Work instructions >>
Wherever the word "ylabel" appears in the entries, copy the whole line.

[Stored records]
>>

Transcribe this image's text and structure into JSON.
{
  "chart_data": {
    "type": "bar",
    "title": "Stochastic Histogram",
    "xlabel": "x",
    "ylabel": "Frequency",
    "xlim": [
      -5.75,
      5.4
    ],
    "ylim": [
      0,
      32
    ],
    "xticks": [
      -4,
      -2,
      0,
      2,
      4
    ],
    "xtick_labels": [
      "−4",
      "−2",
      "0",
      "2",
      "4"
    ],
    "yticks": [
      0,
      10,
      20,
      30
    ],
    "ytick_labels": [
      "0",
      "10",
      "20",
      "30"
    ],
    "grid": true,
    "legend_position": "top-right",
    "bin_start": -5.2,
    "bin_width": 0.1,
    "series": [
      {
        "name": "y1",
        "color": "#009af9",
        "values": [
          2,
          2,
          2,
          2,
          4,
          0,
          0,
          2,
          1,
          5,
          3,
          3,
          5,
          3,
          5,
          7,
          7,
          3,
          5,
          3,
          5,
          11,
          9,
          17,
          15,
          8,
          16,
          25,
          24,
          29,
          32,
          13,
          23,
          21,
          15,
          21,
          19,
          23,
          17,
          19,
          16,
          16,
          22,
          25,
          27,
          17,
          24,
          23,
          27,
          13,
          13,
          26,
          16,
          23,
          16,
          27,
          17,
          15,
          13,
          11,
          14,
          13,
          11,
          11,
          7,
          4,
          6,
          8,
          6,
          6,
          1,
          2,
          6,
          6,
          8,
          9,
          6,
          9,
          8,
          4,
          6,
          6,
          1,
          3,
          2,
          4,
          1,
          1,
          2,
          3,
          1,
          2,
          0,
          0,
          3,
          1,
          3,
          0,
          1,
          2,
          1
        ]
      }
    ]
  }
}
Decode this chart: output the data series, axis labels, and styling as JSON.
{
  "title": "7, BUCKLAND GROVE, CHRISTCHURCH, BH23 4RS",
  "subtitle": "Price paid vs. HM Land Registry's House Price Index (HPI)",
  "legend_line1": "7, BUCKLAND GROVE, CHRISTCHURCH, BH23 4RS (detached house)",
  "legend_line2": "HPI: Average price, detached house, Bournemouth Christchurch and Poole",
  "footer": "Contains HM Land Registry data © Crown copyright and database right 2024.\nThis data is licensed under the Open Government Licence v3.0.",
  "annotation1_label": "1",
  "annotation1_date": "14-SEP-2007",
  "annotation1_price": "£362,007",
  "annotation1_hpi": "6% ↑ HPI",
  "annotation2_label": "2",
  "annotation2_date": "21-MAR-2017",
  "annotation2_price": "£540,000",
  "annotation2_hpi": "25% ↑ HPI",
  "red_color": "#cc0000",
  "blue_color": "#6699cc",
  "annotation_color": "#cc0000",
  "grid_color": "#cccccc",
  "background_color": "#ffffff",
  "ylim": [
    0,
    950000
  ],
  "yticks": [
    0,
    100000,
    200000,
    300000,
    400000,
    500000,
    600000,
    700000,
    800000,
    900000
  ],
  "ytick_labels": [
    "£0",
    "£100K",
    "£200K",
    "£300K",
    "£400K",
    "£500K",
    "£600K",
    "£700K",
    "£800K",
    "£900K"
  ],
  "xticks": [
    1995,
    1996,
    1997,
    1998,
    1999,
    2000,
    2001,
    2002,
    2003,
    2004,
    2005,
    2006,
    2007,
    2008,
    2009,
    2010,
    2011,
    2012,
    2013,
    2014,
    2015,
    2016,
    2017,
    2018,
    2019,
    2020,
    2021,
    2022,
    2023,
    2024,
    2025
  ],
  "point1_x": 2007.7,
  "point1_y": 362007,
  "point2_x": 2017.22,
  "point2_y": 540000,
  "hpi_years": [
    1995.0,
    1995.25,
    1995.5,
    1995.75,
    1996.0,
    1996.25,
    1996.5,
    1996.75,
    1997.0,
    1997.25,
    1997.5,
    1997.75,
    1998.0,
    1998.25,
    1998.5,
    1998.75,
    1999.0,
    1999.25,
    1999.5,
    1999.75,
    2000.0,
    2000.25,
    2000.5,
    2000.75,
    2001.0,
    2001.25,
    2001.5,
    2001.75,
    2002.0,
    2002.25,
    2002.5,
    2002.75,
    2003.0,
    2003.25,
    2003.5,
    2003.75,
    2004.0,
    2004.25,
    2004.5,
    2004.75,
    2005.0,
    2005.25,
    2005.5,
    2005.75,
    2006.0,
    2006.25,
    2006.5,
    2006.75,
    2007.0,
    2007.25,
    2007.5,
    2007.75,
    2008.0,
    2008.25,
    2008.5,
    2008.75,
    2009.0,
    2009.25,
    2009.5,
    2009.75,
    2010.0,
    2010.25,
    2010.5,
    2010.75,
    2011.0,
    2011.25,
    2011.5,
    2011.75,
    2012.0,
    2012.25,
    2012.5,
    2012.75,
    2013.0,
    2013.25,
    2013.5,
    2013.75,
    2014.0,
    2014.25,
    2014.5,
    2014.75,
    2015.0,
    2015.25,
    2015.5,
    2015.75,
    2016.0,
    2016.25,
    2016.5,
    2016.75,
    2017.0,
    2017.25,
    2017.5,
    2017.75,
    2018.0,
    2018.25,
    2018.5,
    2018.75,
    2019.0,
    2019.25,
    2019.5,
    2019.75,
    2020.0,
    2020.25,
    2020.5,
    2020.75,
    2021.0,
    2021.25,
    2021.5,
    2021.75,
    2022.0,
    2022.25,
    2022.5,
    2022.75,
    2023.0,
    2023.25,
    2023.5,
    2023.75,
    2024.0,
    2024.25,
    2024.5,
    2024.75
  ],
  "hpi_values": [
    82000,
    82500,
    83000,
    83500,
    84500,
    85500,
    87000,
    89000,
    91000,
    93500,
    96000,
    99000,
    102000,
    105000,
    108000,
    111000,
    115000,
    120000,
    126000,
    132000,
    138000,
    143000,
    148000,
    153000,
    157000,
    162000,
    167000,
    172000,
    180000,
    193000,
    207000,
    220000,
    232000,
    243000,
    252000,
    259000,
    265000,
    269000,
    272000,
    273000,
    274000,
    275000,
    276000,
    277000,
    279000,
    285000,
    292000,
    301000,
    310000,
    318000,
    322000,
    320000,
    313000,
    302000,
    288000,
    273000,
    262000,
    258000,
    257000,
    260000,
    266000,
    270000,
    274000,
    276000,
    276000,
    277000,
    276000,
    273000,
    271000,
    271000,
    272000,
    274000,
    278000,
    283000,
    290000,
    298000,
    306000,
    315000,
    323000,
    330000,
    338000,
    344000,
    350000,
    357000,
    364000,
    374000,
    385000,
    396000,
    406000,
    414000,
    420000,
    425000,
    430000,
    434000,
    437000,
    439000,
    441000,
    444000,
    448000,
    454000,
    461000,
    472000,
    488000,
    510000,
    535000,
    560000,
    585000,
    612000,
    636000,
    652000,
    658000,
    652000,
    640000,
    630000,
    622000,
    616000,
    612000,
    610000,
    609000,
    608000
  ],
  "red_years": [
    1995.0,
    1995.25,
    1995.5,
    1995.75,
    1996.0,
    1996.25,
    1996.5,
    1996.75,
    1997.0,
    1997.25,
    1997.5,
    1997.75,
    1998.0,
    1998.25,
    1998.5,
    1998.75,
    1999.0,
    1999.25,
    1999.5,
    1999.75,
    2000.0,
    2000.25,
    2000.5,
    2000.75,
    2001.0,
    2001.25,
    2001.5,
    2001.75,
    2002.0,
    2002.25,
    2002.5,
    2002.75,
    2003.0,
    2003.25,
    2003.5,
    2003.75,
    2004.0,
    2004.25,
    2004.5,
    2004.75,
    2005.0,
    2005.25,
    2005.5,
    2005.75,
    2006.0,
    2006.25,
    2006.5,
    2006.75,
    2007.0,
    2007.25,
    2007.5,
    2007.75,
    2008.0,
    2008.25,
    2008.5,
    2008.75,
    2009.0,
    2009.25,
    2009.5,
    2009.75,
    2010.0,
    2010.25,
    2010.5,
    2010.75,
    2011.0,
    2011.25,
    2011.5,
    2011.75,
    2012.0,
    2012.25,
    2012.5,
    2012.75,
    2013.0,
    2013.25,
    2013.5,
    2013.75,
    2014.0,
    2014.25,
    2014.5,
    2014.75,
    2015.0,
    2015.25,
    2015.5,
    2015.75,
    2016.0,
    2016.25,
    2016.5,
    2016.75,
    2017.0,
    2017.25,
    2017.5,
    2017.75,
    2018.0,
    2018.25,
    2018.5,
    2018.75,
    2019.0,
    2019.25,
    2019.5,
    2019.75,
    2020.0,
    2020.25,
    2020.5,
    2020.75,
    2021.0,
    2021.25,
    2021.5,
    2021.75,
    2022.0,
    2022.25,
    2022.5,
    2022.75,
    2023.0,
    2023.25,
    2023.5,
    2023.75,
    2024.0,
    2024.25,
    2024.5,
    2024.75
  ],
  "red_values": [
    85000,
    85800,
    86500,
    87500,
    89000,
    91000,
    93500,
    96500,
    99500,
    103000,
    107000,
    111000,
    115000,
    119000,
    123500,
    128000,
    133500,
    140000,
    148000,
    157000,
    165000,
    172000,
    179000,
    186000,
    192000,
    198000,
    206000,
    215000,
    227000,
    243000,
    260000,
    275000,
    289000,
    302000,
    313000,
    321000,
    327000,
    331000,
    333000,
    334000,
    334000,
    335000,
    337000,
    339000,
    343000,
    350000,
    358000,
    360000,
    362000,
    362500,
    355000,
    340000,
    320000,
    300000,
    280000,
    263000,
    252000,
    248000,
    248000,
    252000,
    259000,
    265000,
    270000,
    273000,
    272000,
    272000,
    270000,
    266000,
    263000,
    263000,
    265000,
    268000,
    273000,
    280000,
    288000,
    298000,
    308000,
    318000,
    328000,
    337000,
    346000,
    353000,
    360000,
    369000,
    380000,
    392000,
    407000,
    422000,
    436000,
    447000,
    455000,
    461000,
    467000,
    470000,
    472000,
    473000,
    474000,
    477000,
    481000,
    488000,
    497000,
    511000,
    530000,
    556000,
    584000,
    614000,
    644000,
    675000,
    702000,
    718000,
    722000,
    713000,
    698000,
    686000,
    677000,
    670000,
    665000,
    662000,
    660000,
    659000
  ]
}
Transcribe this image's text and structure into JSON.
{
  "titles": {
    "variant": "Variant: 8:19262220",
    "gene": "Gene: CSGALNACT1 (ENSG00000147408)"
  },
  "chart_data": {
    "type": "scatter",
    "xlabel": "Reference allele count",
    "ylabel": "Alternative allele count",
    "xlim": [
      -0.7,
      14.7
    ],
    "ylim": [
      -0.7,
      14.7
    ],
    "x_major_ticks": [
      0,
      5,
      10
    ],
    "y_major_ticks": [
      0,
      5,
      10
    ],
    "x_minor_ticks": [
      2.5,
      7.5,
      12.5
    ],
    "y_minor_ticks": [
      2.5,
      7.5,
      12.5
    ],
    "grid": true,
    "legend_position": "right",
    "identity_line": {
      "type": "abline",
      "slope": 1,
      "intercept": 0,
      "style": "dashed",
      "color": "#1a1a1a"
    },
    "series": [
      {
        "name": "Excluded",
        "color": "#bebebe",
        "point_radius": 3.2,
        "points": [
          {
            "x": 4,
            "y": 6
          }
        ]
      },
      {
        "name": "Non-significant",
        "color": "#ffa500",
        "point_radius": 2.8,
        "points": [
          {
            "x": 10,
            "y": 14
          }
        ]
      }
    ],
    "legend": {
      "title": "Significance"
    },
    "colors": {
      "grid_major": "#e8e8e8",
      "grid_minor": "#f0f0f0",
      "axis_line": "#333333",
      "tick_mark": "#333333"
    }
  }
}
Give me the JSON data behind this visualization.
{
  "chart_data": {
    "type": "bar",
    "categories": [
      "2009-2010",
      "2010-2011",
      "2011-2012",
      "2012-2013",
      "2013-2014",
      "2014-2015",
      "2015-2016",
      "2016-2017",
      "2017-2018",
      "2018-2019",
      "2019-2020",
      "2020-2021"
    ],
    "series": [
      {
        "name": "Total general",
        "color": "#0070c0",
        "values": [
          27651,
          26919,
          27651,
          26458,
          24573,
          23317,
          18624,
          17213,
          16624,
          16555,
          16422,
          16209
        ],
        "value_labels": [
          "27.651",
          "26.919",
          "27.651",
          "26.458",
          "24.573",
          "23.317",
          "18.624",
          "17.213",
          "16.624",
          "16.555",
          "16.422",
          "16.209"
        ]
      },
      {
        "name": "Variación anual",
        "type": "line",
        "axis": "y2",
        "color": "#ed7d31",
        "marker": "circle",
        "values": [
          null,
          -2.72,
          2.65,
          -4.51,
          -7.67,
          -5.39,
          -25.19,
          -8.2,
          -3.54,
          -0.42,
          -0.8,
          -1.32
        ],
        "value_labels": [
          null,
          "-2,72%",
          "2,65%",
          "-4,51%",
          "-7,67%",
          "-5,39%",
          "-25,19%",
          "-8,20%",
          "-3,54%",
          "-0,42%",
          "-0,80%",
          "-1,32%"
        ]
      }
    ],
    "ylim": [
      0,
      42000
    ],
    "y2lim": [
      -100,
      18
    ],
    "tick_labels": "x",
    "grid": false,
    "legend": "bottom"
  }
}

<<

Solution >>
    "ylabel": "Frequency",
    "ylabel": "Alternative allele count",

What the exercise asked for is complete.